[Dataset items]
========================================

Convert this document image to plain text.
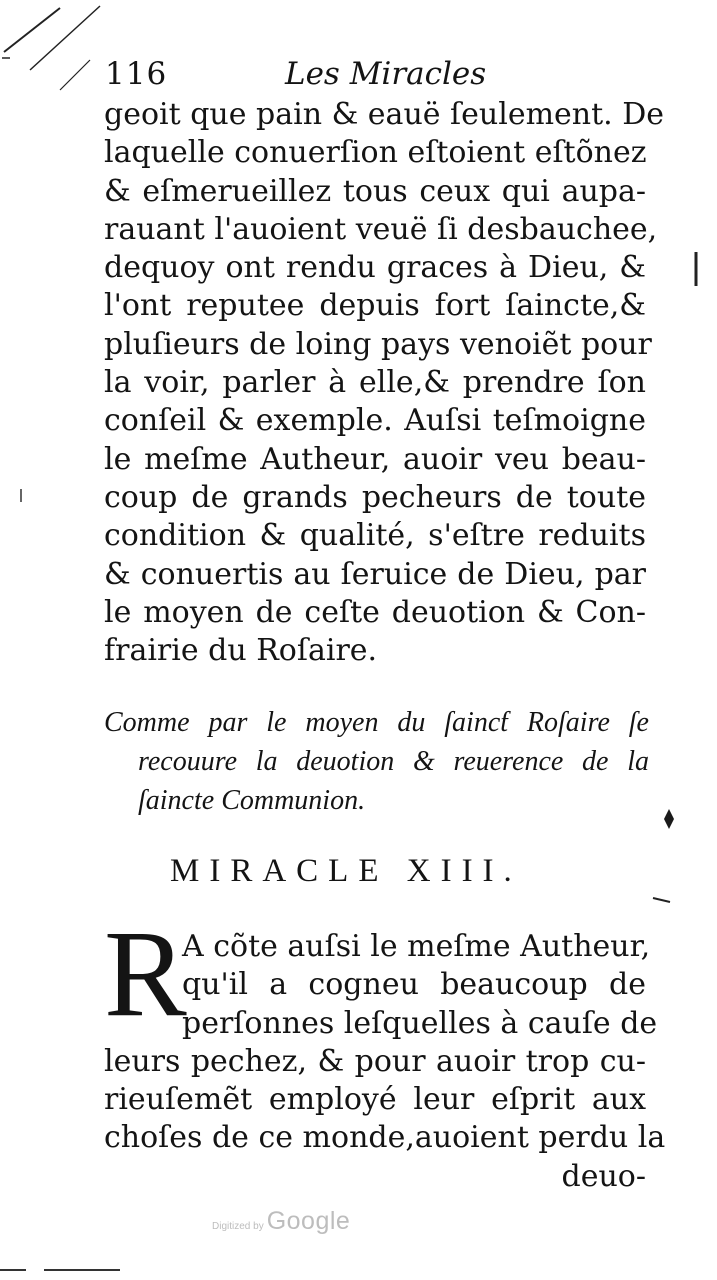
116	Les Miracles
geoit que pain & eauë ſeulement. De
laquelle conuerſion eſtoient eſtõnez
& eſmerueillez tous ceux qui aupa-
rauant l'auoient veuë ſi desbauchee,
dequoy ont rendu graces à Dieu, &
l'ont reputee depuis fort ſaincte,&
pluſieurs de loing pays venoiẽt pour
la voir, parler à elle,& prendre ſon
conſeil & exemple. Auſsi teſmoigne
le meſme Autheur, auoir veu beau-
coup de grands pecheurs de toute
condition & qualité, s'eſtre reduits
& conuertis au ſeruice de Dieu, par
le moyen de ceſte deuotion & Con-
frairie du Roſaire.
Comme par le moyen du ſaincƭ Roſaire ſe
recouure la deuotion & reuerence de la
ſaincte Communion.
MIRACLE XIII.
R
A cõte auſsi le meſme Autheur,
qu'il a cogneu beaucoup de
perſonnes leſquelles à cauſe de
leurs pechez, & pour auoir trop cu-
rieuſemẽt employé leur eſprit aux
choſes de ce monde,auoient perdu la
deuo-
Digitized by Google
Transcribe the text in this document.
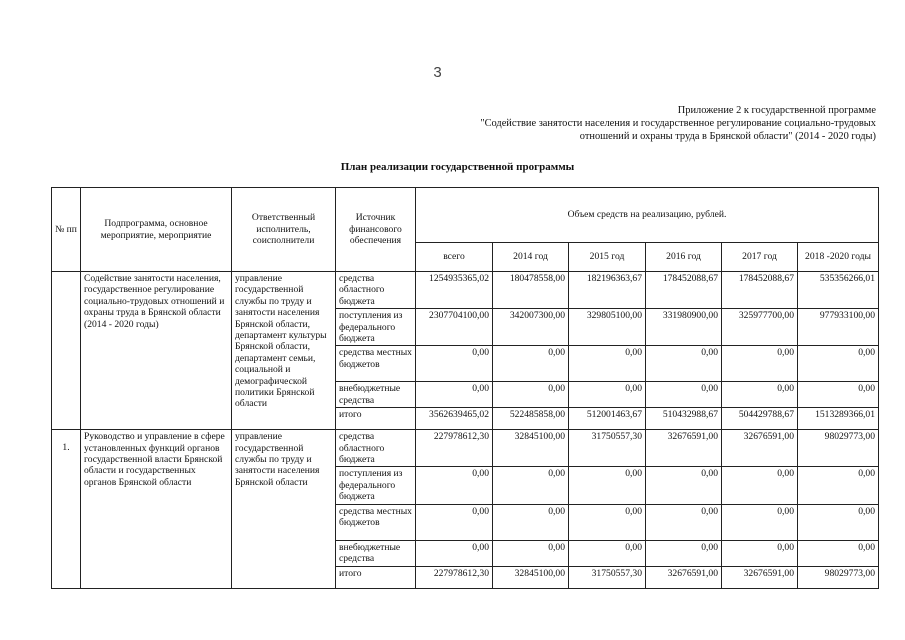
3
Приложение 2 к государственной программе
"Содействие занятости населения и государственное регулирование социально-трудовых
отношений и охраны труда в Брянской области" (2014 - 2020 годы)
План реализации государственной программы
№ пп	Подпрограмма, основное мероприятие, мероприятие	Ответственный исполнитель, соисполнители	Источник финансового обеспечения	Объем средств на реализацию, рублей.					
				всего	2014 год	2015 год	2016 год	2017 год	2018 -2020 годы
	Содействие занятости населения, государственное регулирование социально-трудовых отношений и охраны труда в Брянской области (2014 - 2020 годы)	управление государственной службы по труду и занятости населения Брянской области, департамент культуры Брянской области, департамент семьи, социальной и демографической политики Брянской области	средства областного бюджета	1254935365,02	180478558,00	182196363,67	178452088,67	178452088,67	535356266,01
			поступления из федерального бюджета	2307704100,00	342007300,00	329805100,00	331980900,00	325977700,00	977933100,00
			средства местных бюджетов	0,00	0,00	0,00	0,00	0,00	0,00
			внебюджетные средства	0,00	0,00	0,00	0,00	0,00	0,00
			итого	3562639465,02	522485858,00	512001463,67	510432988,67	504429788,67	1513289366,01
1.	Руководство и управление в сфере установленных функций органов государственной власти Брянской области и государственных органов Брянской области	управление государственной службы по труду и занятости населения Брянской области	средства областного бюджета	227978612,30	32845100,00	31750557,30	32676591,00	32676591,00	98029773,00
			поступления из федерального бюджета	0,00	0,00	0,00	0,00	0,00	0,00
			средства местных бюджетов	0,00	0,00	0,00	0,00	0,00	0,00
			внебюджетные средства	0,00	0,00	0,00	0,00	0,00	0,00
			итого	227978612,30	32845100,00	31750557,30	32676591,00	32676591,00	98029773,00
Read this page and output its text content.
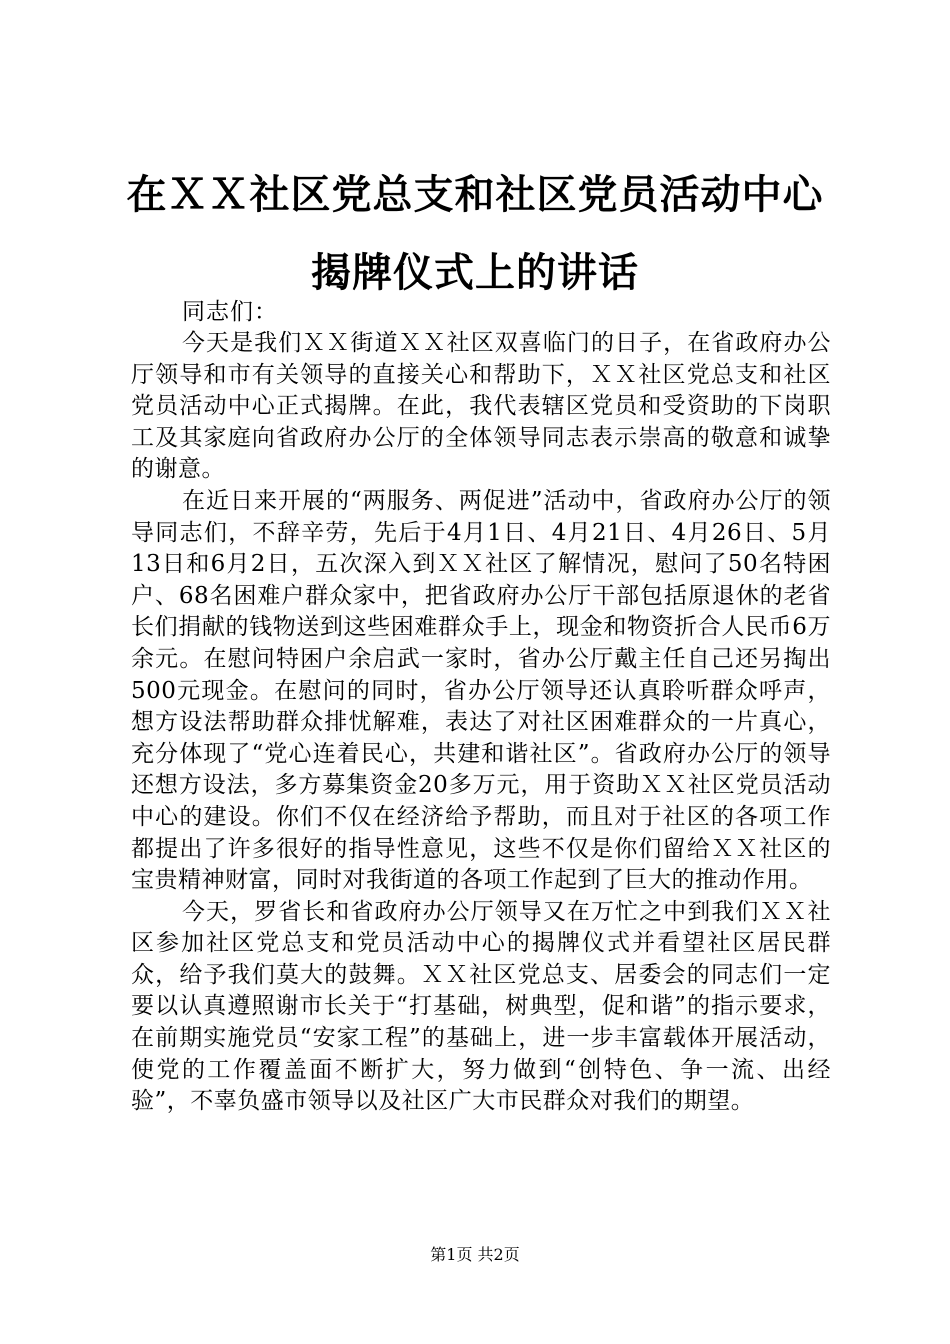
在ＸＸ社区党总支和社区党员活动中心揭牌仪式上的讲话

同志们：

今天是我们ＸＸ街道ＸＸ社区双喜临门的日子，在省政府办公厅领导和市有关领导的直接关心和帮助下，ＸＸ社区党总支和社区党员活动中心正式揭牌。在此，我代表辖区党员和受资助的下岗职工及其家庭向省政府办公厅的全体领导同志表示崇高的敬意和诚挚的谢意。

在近日来开展的“两服务、两促进”活动中，省政府办公厅的领导同志们，不辞辛劳，先后于4月1日、4月21日、4月26日、5月13日和6月2日，五次深入到ＸＸ社区了解情况，慰问了50名特困户、68名困难户群众家中，把省政府办公厅干部包括原退休的老省长们捐献的钱物送到这些困难群众手上，现金和物资折合人民币6万余元。在慰问特困户余启武一家时，省办公厅戴主任自己还另掏出500元现金。在慰问的同时，省办公厅领导还认真聆听群众呼声，想方设法帮助群众排忧解难，表达了对社区困难群众的一片真心，充分体现了“党心连着民心，共建和谐社区”。省政府办公厅的领导还想方设法，多方募集资金20多万元，用于资助ＸＸ社区党员活动中心的建设。你们不仅在经济给予帮助，而且对于社区的各项工作都提出了许多很好的指导性意见，这些不仅是你们留给ＸＸ社区的宝贵精神财富，同时对我街道的各项工作起到了巨大的推动作用。

今天，罗省长和省政府办公厅领导又在万忙之中到我们ＸＸ社区参加社区党总支和党员活动中心的揭牌仪式并看望社区居民群众，给予我们莫大的鼓舞。ＸＸ社区党总支、居委会的同志们一定要以认真遵照谢市长关于“打基础，树典型，促和谐”的指示要求，在前期实施党员“安家工程”的基础上，进一步丰富载体开展活动，使党的工作覆盖面不断扩大，努力做到“创特色、争一流、出经验”，不辜负盛市领导以及社区广大市民群众对我们的期望。

第1页 共2页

========================================

[Job] Set down the complete material exactly, but do not include the images.

[Result of this exercise]
Convert this document image to plain text.
116	Les Miracles
geoit que pain & eauë ſeulement. De
laquelle conuerſion eſtoient eſtõnez
& eſmerueillez tous ceux qui aupa-
rauant l'auoient veuë ſi desbauchee,
dequoy ont rendu graces à Dieu, &
l'ont reputee depuis fort ſaincte,&
pluſieurs de loing pays venoiẽt pour
la voir, parler à elle,& prendre ſon
conſeil & exemple. Auſsi teſmoigne
le meſme Autheur, auoir veu beau-
coup de grands pecheurs de toute
condition & qualité, s'eſtre reduits
& conuertis au ſeruice de Dieu, par
le moyen de ceſte deuotion & Con-
frairie du Roſaire.
Comme par le moyen du ſaincƭ Roſaire ſe
recouure la deuotion & reuerence de la
ſaincte Communion.
MIRACLE XIII.
R
A cõte auſsi le meſme Autheur,
qu'il a cogneu beaucoup de
perſonnes leſquelles à cauſe de
leurs pechez, & pour auoir trop cu-
rieuſemẽt employé leur eſprit aux
choſes de ce monde,auoient perdu la
deuo-
Digitized by Google
Transcribe the text in this document.
3
Приложение 2 к государственной программе
"Содействие занятости населения и государственное регулирование социально-трудовых
отношений и охраны труда в Брянской области" (2014 - 2020 годы)
План реализации государственной программы
№ пп	Подпрограмма, основное мероприятие, мероприятие	Ответственный исполнитель, соисполнители	Источник финансового обеспечения	Объем средств на реализацию, рублей.					
				всего	2014 год	2015 год	2016 год	2017 год	2018 -2020 годы
	Содействие занятости населения, государственное регулирование социально-трудовых отношений и охраны труда в Брянской области (2014 - 2020 годы)	управление государственной службы по труду и занятости населения Брянской области, департамент культуры Брянской области, департамент семьи, социальной и демографической политики Брянской области	средства областного бюджета	1254935365,02	180478558,00	182196363,67	178452088,67	178452088,67	535356266,01
			поступления из федерального бюджета	2307704100,00	342007300,00	329805100,00	331980900,00	325977700,00	977933100,00
			средства местных бюджетов	0,00	0,00	0,00	0,00	0,00	0,00
			внебюджетные средства	0,00	0,00	0,00	0,00	0,00	0,00
			итого	3562639465,02	522485858,00	512001463,67	510432988,67	504429788,67	1513289366,01
1.	Руководство и управление в сфере установленных функций органов государственной власти Брянской области и государственных органов Брянской области	управление государственной службы по труду и занятости населения Брянской области	средства областного бюджета	227978612,30	32845100,00	31750557,30	32676591,00	32676591,00	98029773,00
			поступления из федерального бюджета	0,00	0,00	0,00	0,00	0,00	0,00
			средства местных бюджетов	0,00	0,00	0,00	0,00	0,00	0,00
			внебюджетные средства	0,00	0,00	0,00	0,00	0,00	0,00
			итого	227978612,30	32845100,00	31750557,30	32676591,00	32676591,00	98029773,00
Read this page and output its text content.
在ＸＸ社区党总支和社区党员活动中心揭牌仪式上的讲话

同志们：

今天是我们ＸＸ街道ＸＸ社区双喜临门的日子，在省政府办公厅领导和市有关领导的直接关心和帮助下，ＸＸ社区党总支和社区党员活动中心正式揭牌。在此，我代表辖区党员和受资助的下岗职工及其家庭向省政府办公厅的全体领导同志表示崇高的敬意和诚挚的谢意。

在近日来开展的“两服务、两促进”活动中，省政府办公厅的领导同志们，不辞辛劳，先后于4月1日、4月21日、4月26日、5月13日和6月2日，五次深入到ＸＸ社区了解情况，慰问了50名特困户、68名困难户群众家中，把省政府办公厅干部包括原退休的老省长们捐献的钱物送到这些困难群众手上，现金和物资折合人民币6万余元。在慰问特困户余启武一家时，省办公厅戴主任自己还另掏出500元现金。在慰问的同时，省办公厅领导还认真聆听群众呼声，想方设法帮助群众排忧解难，表达了对社区困难群众的一片真心，充分体现了“党心连着民心，共建和谐社区”。省政府办公厅的领导还想方设法，多方募集资金20多万元，用于资助ＸＸ社区党员活动中心的建设。你们不仅在经济给予帮助，而且对于社区的各项工作都提出了许多很好的指导性意见，这些不仅是你们留给ＸＸ社区的宝贵精神财富，同时对我街道的各项工作起到了巨大的推动作用。

今天，罗省长和省政府办公厅领导又在万忙之中到我们ＸＸ社区参加社区党总支和党员活动中心的揭牌仪式并看望社区居民群众，给予我们莫大的鼓舞。ＸＸ社区党总支、居委会的同志们一定要以认真遵照谢市长关于“打基础，树典型，促和谐”的指示要求，在前期实施党员“安家工程”的基础上，进一步丰富载体开展活动，使党的工作覆盖面不断扩大，努力做到“创特色、争一流、出经验”，不辜负盛市领导以及社区广大市民群众对我们的期望。

第1页 共2页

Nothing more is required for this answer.